— Begin Supplied entries —
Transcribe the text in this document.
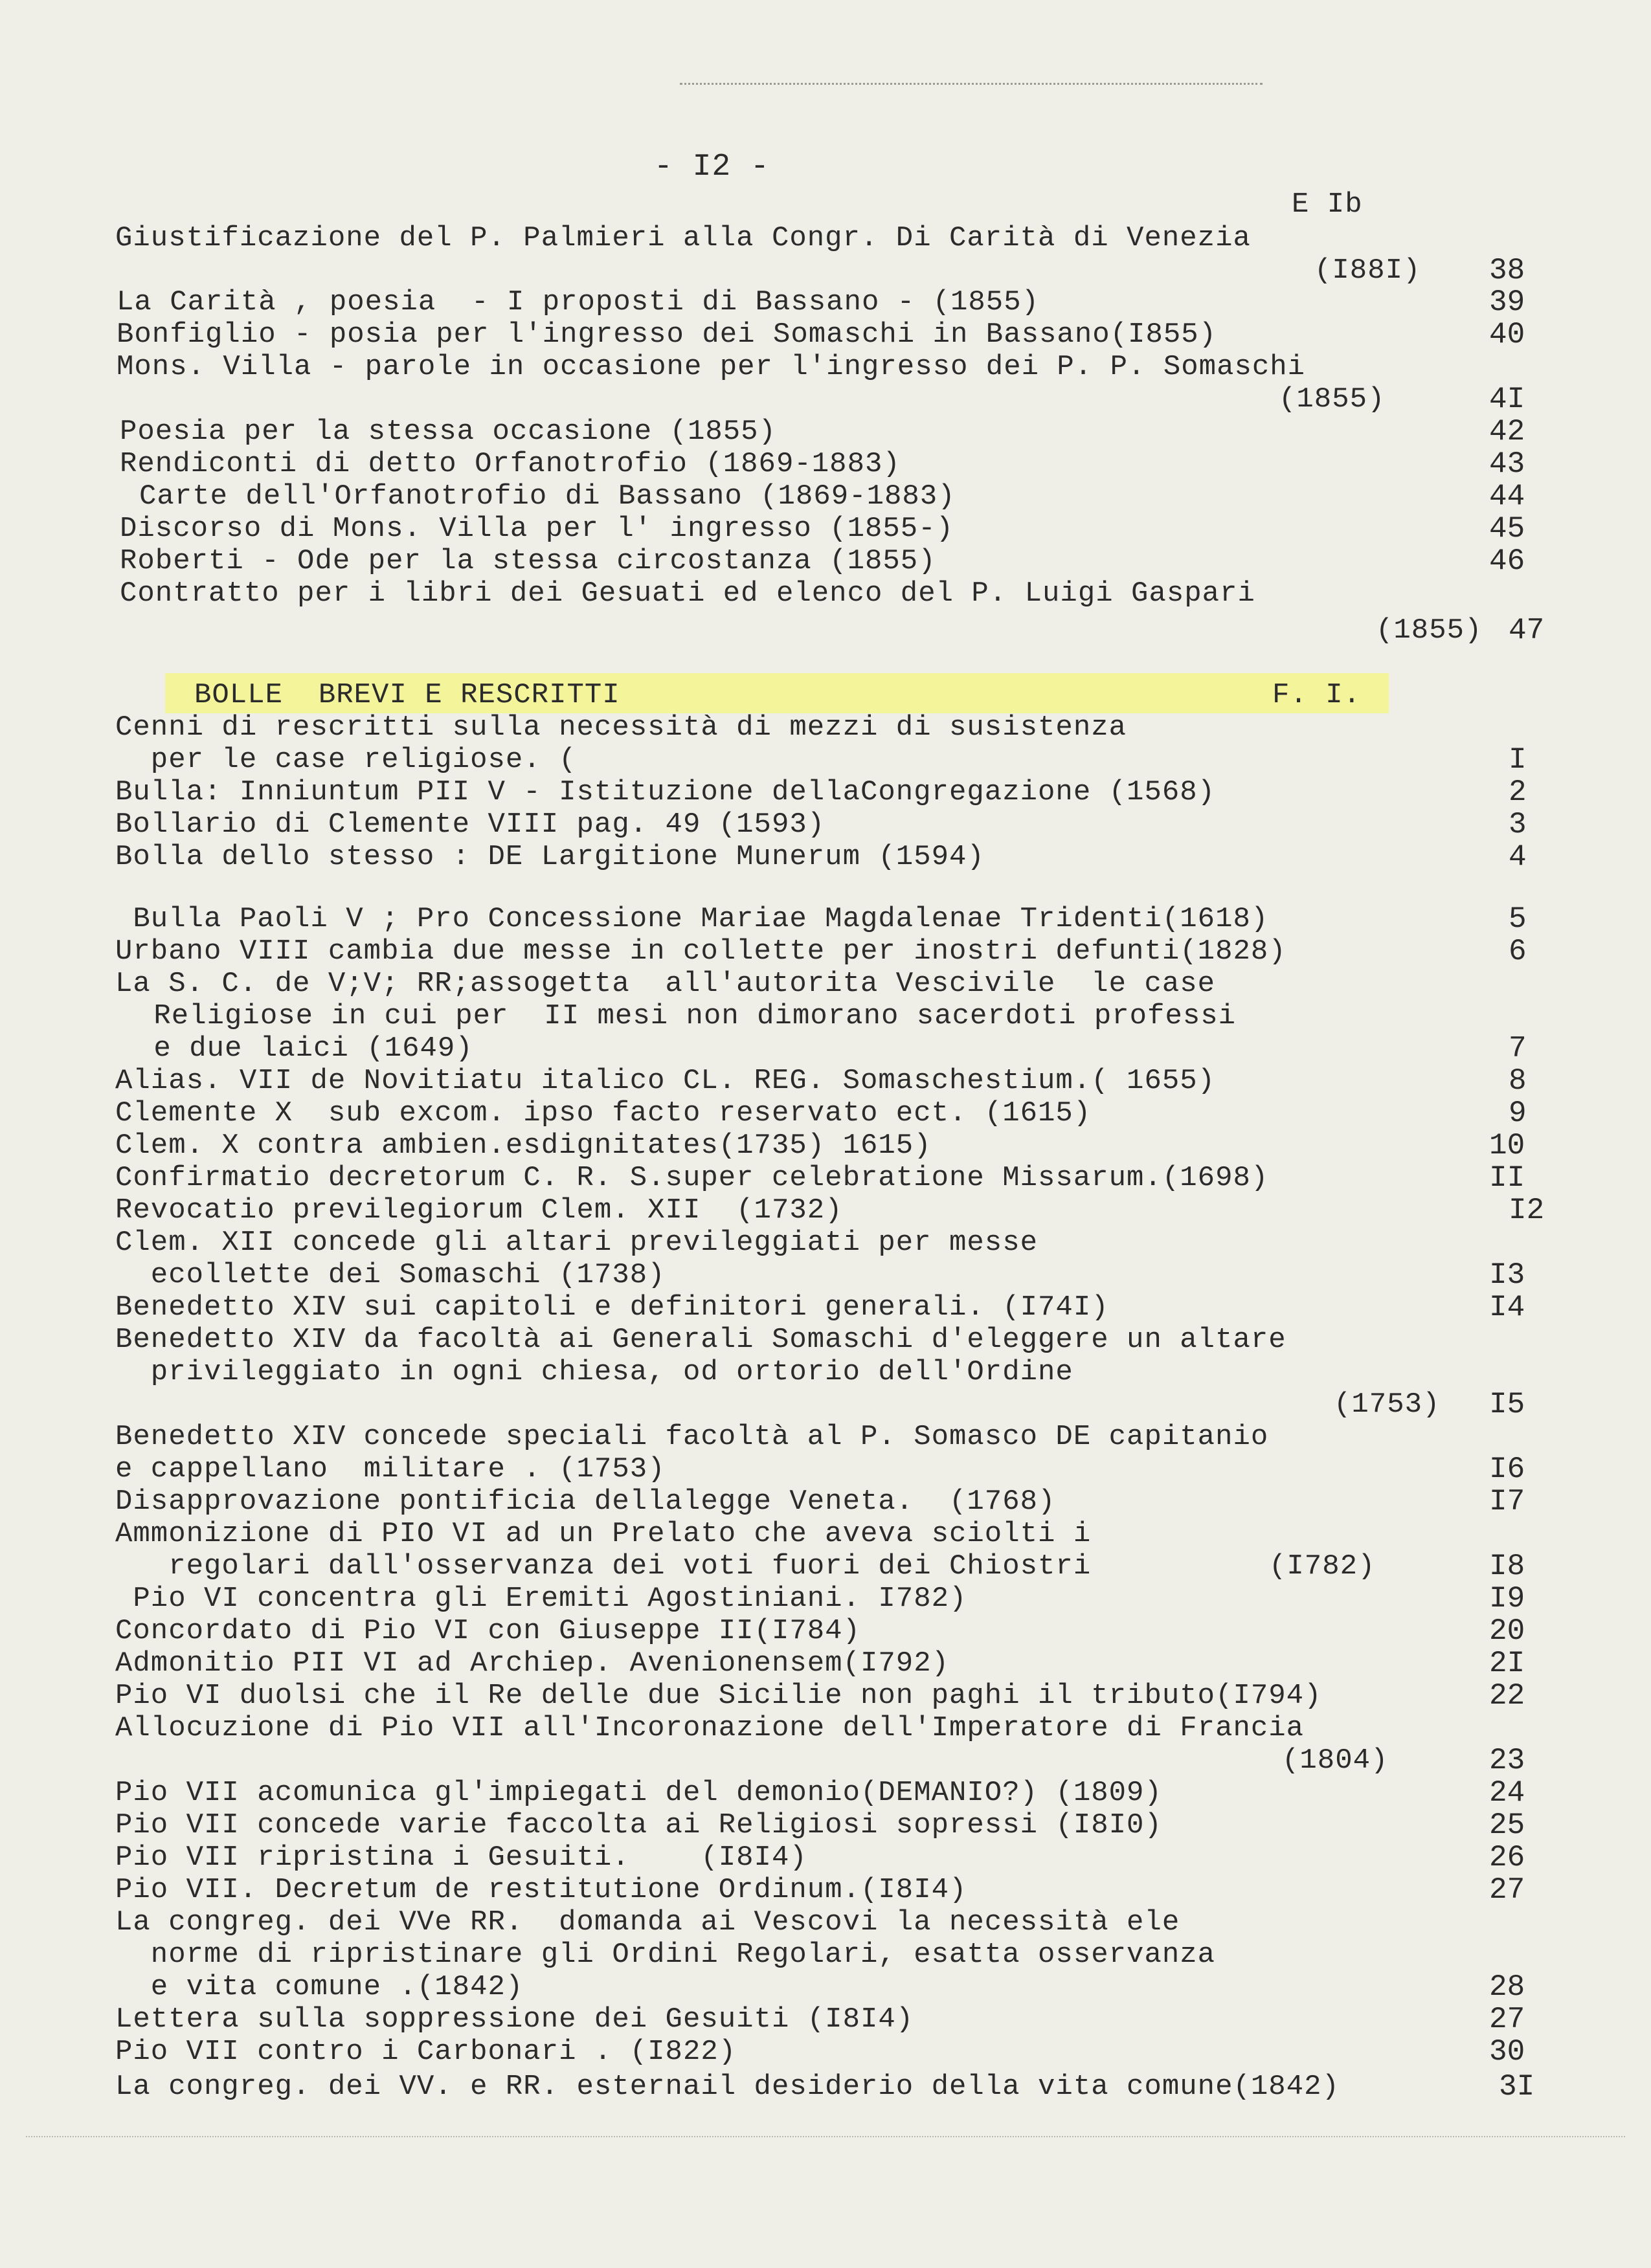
- I2 -
E Ib
Giustificazione del P. Palmieri alla Congr. Di Carità di Venezia
(I88I) 38
La Carità , poesia  - I proposti di Bassano - (1855)	39
Bonfiglio - posia per l'ingresso dei Somaschi in Bassano(I855)	40
Mons. Villa - parole in occasione per l'ingresso dei P. P. Somaschi
(1855)	4I
Poesia per la stessa occasione (1855)	42
Rendiconti di detto Orfanotrofio (1869-1883)	43
Carte dell'Orfanotrofio di Bassano (1869-1883)	44
Discorso di Mons. Villa per l' ingresso (1855-)	45
Roberti - Ode per la stessa circostanza (1855)	46
Contratto per i libri dei Gesuati ed elenco del P. Luigi Gaspari
(1855) 47
BOLLE  BREVI E RESCRITTI	F. I.
Cenni di rescritti sulla necessità di mezzi di susistenza
per le case religiose. (	I
Bulla: Inniuntum PII V - Istituzione dellaCongregazione (1568)	2
Bollario di Clemente VIII pag. 49 (1593)	3
Bolla dello stesso : DE Largitione Munerum (1594)	4
Bulla Paoli V ; Pro Concessione Mariae Magdalenae Tridenti(1618)	5
Urbano VIII cambia due messe in collette per inostri defunti(1828)	6
La S. C. de V;V; RR;assogetta  all'autorita Vescivile  le case
Religiose in cui per  II mesi non dimorano sacerdoti professi
e due laici (1649)	7
Alias. VII de Novitiatu italico CL. REG. Somaschestium.( 1655)	8
Clemente X  sub excom. ipso facto reservato ect. (1615)	9
Clem. X contra ambien.esdignitates(1735) 1615)	10
Confirmatio decretorum C. R. S.super celebratione Missarum.(1698)	II
Revocatio previlegiorum Clem. XII  (1732)	I2
Clem. XII concede gli altari previleggiati per messe
ecollette dei Somaschi (1738)	I3
Benedetto XIV sui capitoli e definitori generali. (I74I)	I4
Benedetto XIV da facoltà ai Generali Somaschi d'eleggere un altare
privileggiato in ogni chiesa, od ortorio dell'Ordine
(1753) I5
Benedetto XIV concede speciali facoltà al P. Somasco DE capitanio
e cappellano  militare . (1753)	I6
Disapprovazione pontificia dellalegge Veneta.  (1768)	I7
Ammonizione di PIO VI ad un Prelato che aveva sciolti i
regolari dall'osservanza dei voti fuori dei Chiostri	(I782)	I8
Pio VI concentra gli Eremiti Agostiniani. I782)	I9
Concordato di Pio VI con Giuseppe II(I784)	20
Admonitio PII VI ad Archiep. Avenionensem(I792)	2I
Pio VI duolsi che il Re delle due Sicilie non paghi il tributo(I794)	22
Allocuzione di Pio VII all'Incoronazione dell'Imperatore di Francia
(1804)	23
Pio VII acomunica gl'impiegati del demonio(DEMANIO?) (1809)	24
Pio VII concede varie faccolta ai Religiosi sopressi (I8I0)	25
Pio VII ripristina i Gesuiti.    (I8I4)	26
Pio VII. Decretum de restitutione Ordinum.(I8I4)	27
La congreg. dei VVe RR.  domanda ai Vescovi la necessità ele
norme di ripristinare gli Ordini Regolari, esatta osservanza
e vita comune .(1842)	28
Lettera sulla soppressione dei Gesuiti (I8I4)	27
Pio VII contro i Carbonari . (I822)	30
La congreg. dei VV. e RR. esternail desiderio della vita comune(1842)	3I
— End Supplied entries —
Repeat the entries exactly. Pictures are excluded from the copy.

**Solution to the exercise:**
Transcribe the text in this document.
- I2 -
E Ib
Giustificazione del P. Palmieri alla Congr. Di Carità di Venezia
(I88I) 38
La Carità , poesia  - I proposti di Bassano - (1855)	39
Bonfiglio - posia per l'ingresso dei Somaschi in Bassano(I855)	40
Mons. Villa - parole in occasione per l'ingresso dei P. P. Somaschi
(1855)	4I
Poesia per la stessa occasione (1855)	42
Rendiconti di detto Orfanotrofio (1869-1883)	43
Carte dell'Orfanotrofio di Bassano (1869-1883)	44
Discorso di Mons. Villa per l' ingresso (1855-)	45
Roberti - Ode per la stessa circostanza (1855)	46
Contratto per i libri dei Gesuati ed elenco del P. Luigi Gaspari
(1855) 47
BOLLE  BREVI E RESCRITTI	F. I.
Cenni di rescritti sulla necessità di mezzi di susistenza
per le case religiose. (	I
Bulla: Inniuntum PII V - Istituzione dellaCongregazione (1568)	2
Bollario di Clemente VIII pag. 49 (1593)	3
Bolla dello stesso : DE Largitione Munerum (1594)	4
Bulla Paoli V ; Pro Concessione Mariae Magdalenae Tridenti(1618)	5
Urbano VIII cambia due messe in collette per inostri defunti(1828)	6
La S. C. de V;V; RR;assogetta  all'autorita Vescivile  le case
Religiose in cui per  II mesi non dimorano sacerdoti professi
e due laici (1649)	7
Alias. VII de Novitiatu italico CL. REG. Somaschestium.( 1655)	8
Clemente X  sub excom. ipso facto reservato ect. (1615)	9
Clem. X contra ambien.esdignitates(1735) 1615)	10
Confirmatio decretorum C. R. S.super celebratione Missarum.(1698)	II
Revocatio previlegiorum Clem. XII  (1732)	I2
Clem. XII concede gli altari previleggiati per messe
ecollette dei Somaschi (1738)	I3
Benedetto XIV sui capitoli e definitori generali. (I74I)	I4
Benedetto XIV da facoltà ai Generali Somaschi d'eleggere un altare
privileggiato in ogni chiesa, od ortorio dell'Ordine
(1753) I5
Benedetto XIV concede speciali facoltà al P. Somasco DE capitanio
e cappellano  militare . (1753)	I6
Disapprovazione pontificia dellalegge Veneta.  (1768)	I7
Ammonizione di PIO VI ad un Prelato che aveva sciolti i
regolari dall'osservanza dei voti fuori dei Chiostri	(I782)	I8
Pio VI concentra gli Eremiti Agostiniani. I782)	I9
Concordato di Pio VI con Giuseppe II(I784)	20
Admonitio PII VI ad Archiep. Avenionensem(I792)	2I
Pio VI duolsi che il Re delle due Sicilie non paghi il tributo(I794)	22
Allocuzione di Pio VII all'Incoronazione dell'Imperatore di Francia
(1804)	23
Pio VII acomunica gl'impiegati del demonio(DEMANIO?) (1809)	24
Pio VII concede varie faccolta ai Religiosi sopressi (I8I0)	25
Pio VII ripristina i Gesuiti.    (I8I4)	26
Pio VII. Decretum de restitutione Ordinum.(I8I4)	27
La congreg. dei VVe RR.  domanda ai Vescovi la necessità ele
norme di ripristinare gli Ordini Regolari, esatta osservanza
e vita comune .(1842)	28
Lettera sulla soppressione dei Gesuiti (I8I4)	27
Pio VII contro i Carbonari . (I822)	30
La congreg. dei VV. e RR. esternail desiderio della vita comune(1842)	3I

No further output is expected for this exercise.